→ The request
Find the line containing "Type out the text in this image.". Reproduce it and every line after it up to the end of the records, exactly as written.

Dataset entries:
──────────
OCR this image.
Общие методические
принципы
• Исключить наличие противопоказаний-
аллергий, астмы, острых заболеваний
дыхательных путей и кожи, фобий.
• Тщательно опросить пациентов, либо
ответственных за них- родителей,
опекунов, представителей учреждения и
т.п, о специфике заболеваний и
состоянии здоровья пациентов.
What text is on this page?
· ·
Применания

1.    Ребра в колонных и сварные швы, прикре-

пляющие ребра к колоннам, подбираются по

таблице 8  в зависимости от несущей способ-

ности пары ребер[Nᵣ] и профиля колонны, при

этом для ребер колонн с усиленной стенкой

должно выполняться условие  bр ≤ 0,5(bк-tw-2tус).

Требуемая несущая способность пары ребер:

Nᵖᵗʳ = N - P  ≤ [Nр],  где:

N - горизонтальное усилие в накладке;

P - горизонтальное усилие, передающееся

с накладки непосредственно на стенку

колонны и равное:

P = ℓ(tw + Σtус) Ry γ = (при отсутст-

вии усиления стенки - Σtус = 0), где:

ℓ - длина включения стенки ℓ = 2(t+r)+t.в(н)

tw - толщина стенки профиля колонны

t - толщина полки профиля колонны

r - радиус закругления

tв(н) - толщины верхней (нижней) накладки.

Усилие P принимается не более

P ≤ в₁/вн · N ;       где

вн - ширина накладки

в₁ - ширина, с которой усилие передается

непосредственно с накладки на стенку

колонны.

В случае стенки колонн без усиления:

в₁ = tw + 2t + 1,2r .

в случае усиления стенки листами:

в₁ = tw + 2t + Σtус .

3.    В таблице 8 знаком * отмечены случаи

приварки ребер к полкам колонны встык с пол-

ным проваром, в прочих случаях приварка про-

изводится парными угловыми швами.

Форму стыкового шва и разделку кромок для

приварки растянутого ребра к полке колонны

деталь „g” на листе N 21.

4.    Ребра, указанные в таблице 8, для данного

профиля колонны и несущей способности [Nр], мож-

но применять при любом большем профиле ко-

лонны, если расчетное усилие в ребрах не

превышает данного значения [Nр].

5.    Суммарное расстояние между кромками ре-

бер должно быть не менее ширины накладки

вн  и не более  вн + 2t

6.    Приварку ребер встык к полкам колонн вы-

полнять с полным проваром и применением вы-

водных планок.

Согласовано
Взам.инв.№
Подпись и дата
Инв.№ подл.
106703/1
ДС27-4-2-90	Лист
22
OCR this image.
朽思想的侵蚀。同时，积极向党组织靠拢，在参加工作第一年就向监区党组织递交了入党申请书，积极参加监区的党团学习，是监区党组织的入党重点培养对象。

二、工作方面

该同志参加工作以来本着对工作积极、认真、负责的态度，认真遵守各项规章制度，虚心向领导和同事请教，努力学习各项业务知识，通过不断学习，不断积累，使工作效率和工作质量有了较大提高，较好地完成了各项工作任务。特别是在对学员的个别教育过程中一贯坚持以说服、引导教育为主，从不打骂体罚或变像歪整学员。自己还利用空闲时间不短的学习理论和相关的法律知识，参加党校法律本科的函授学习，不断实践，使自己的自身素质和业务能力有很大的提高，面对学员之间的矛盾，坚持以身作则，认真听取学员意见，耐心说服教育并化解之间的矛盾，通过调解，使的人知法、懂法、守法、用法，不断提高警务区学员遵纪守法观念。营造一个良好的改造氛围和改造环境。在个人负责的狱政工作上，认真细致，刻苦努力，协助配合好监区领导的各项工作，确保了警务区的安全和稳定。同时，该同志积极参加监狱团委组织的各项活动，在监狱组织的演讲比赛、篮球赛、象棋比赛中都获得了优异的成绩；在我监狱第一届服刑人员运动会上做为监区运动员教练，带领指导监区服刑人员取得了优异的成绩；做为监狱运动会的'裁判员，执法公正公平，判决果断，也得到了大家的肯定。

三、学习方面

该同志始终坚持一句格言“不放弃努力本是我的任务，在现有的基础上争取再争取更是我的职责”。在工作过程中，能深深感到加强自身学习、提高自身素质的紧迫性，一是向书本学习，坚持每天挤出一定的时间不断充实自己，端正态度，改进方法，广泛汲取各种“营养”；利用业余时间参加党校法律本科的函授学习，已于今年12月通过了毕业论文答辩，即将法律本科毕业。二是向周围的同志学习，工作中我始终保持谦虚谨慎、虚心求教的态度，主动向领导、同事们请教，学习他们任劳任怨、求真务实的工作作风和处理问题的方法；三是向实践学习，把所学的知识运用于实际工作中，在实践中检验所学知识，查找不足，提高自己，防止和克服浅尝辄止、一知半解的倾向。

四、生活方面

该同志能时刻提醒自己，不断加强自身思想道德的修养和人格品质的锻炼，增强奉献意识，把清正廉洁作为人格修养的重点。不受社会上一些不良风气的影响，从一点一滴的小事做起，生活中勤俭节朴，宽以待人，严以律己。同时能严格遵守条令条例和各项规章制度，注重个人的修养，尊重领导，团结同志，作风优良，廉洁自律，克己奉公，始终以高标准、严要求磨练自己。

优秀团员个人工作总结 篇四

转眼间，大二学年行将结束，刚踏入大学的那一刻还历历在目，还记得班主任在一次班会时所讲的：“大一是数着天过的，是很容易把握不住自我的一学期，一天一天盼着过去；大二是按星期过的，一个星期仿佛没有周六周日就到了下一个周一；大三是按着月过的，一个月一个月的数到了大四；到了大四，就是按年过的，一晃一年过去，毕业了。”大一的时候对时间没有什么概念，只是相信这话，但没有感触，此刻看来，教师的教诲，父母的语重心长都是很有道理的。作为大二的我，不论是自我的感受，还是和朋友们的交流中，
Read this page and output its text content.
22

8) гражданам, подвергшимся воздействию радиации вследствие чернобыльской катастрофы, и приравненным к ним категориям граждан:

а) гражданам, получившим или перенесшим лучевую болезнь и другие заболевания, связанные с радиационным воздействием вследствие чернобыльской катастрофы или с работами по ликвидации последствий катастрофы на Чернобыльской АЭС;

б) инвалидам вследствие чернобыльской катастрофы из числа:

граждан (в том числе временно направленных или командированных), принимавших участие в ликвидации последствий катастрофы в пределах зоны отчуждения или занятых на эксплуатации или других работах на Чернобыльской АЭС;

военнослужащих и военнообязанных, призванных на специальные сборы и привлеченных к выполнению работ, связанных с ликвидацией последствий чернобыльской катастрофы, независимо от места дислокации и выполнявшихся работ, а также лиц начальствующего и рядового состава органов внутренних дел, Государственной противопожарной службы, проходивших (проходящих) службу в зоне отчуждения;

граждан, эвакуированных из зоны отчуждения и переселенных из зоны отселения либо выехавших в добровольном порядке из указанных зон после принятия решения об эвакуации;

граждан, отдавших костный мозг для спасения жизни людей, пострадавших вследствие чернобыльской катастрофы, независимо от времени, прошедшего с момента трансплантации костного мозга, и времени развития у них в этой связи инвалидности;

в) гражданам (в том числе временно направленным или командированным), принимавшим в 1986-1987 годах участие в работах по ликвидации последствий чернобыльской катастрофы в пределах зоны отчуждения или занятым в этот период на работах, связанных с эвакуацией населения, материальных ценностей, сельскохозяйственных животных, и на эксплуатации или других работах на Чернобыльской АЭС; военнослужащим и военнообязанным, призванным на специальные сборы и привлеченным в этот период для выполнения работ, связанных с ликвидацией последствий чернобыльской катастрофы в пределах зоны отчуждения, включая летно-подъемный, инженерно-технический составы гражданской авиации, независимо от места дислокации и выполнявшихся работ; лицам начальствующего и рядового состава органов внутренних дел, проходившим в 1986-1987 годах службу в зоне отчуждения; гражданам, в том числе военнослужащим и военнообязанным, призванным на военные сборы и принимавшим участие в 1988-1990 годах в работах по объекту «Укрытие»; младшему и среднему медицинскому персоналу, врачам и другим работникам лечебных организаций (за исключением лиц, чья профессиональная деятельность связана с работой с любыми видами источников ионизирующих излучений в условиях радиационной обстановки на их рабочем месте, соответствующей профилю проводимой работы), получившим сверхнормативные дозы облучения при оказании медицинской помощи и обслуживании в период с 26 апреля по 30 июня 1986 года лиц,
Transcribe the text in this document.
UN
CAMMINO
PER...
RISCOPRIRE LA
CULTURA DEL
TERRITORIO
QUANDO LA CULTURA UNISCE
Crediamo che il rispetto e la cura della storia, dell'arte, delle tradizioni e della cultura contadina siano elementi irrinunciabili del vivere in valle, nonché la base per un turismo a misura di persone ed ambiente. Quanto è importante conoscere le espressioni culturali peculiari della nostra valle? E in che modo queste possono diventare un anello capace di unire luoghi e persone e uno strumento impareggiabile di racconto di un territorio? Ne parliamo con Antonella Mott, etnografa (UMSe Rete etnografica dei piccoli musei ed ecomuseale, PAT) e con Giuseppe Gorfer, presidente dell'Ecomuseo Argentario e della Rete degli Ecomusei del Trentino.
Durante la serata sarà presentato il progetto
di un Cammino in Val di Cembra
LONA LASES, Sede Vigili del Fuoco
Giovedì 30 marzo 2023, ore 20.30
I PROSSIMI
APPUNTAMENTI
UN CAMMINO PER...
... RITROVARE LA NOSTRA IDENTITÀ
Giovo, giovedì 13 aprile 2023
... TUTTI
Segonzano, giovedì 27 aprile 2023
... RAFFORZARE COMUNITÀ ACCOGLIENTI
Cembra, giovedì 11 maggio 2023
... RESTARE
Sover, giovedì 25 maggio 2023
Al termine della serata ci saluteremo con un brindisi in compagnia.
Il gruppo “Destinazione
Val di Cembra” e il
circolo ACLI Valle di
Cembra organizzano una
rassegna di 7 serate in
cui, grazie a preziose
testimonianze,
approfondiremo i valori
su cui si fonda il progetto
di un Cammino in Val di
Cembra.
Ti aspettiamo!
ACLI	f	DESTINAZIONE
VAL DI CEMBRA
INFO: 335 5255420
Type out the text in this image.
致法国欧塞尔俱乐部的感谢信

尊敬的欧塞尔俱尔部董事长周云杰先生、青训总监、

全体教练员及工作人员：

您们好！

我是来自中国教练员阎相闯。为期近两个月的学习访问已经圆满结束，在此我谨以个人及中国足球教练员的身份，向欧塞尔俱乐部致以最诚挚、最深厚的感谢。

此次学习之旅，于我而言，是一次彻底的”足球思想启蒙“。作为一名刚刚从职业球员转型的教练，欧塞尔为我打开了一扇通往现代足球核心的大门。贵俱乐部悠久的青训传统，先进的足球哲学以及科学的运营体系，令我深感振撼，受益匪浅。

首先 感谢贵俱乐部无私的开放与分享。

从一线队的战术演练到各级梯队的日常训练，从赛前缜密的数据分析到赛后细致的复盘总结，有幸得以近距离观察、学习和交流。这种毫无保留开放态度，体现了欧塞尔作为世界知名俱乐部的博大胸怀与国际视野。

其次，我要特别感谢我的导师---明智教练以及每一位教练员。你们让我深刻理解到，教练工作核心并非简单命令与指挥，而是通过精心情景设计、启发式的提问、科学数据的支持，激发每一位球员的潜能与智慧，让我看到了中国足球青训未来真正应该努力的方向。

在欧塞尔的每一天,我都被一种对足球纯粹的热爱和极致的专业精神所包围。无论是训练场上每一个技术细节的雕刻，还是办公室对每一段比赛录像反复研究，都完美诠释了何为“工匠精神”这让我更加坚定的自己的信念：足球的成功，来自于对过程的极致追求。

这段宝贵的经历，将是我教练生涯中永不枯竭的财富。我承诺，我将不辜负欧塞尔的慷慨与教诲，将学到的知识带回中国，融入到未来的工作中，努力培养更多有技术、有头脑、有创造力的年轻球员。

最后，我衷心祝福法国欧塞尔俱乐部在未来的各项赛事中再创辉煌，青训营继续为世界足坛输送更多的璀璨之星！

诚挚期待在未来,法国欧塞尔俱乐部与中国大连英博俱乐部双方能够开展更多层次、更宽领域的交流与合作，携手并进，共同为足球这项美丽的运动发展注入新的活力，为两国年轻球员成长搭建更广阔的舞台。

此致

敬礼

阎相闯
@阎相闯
──────────
→ Complete response
Type out the text in this image.
致法国欧塞尔俱乐部的感谢信

尊敬的欧塞尔俱尔部董事长周云杰先生、青训总监、

全体教练员及工作人员：

您们好！

我是来自中国教练员阎相闯。为期近两个月的学习访问已经圆满结束，在此我谨以个人及中国足球教练员的身份，向欧塞尔俱乐部致以最诚挚、最深厚的感谢。

此次学习之旅，于我而言，是一次彻底的”足球思想启蒙“。作为一名刚刚从职业球员转型的教练，欧塞尔为我打开了一扇通往现代足球核心的大门。贵俱乐部悠久的青训传统，先进的足球哲学以及科学的运营体系，令我深感振撼，受益匪浅。

首先 感谢贵俱乐部无私的开放与分享。

从一线队的战术演练到各级梯队的日常训练，从赛前缜密的数据分析到赛后细致的复盘总结，有幸得以近距离观察、学习和交流。这种毫无保留开放态度，体现了欧塞尔作为世界知名俱乐部的博大胸怀与国际视野。

其次，我要特别感谢我的导师---明智教练以及每一位教练员。你们让我深刻理解到，教练工作核心并非简单命令与指挥，而是通过精心情景设计、启发式的提问、科学数据的支持，激发每一位球员的潜能与智慧，让我看到了中国足球青训未来真正应该努力的方向。

在欧塞尔的每一天,我都被一种对足球纯粹的热爱和极致的专业精神所包围。无论是训练场上每一个技术细节的雕刻，还是办公室对每一段比赛录像反复研究，都完美诠释了何为“工匠精神”这让我更加坚定的自己的信念：足球的成功，来自于对过程的极致追求。

这段宝贵的经历，将是我教练生涯中永不枯竭的财富。我承诺，我将不辜负欧塞尔的慷慨与教诲，将学到的知识带回中国，融入到未来的工作中，努力培养更多有技术、有头脑、有创造力的年轻球员。

最后，我衷心祝福法国欧塞尔俱乐部在未来的各项赛事中再创辉煌，青训营继续为世界足坛输送更多的璀璨之星！

诚挚期待在未来,法国欧塞尔俱乐部与中国大连英博俱乐部双方能够开展更多层次、更宽领域的交流与合作，携手并进，共同为足球这项美丽的运动发展注入新的活力，为两国年轻球员成长搭建更广阔的舞台。

此致

敬礼

阎相闯
@阎相闯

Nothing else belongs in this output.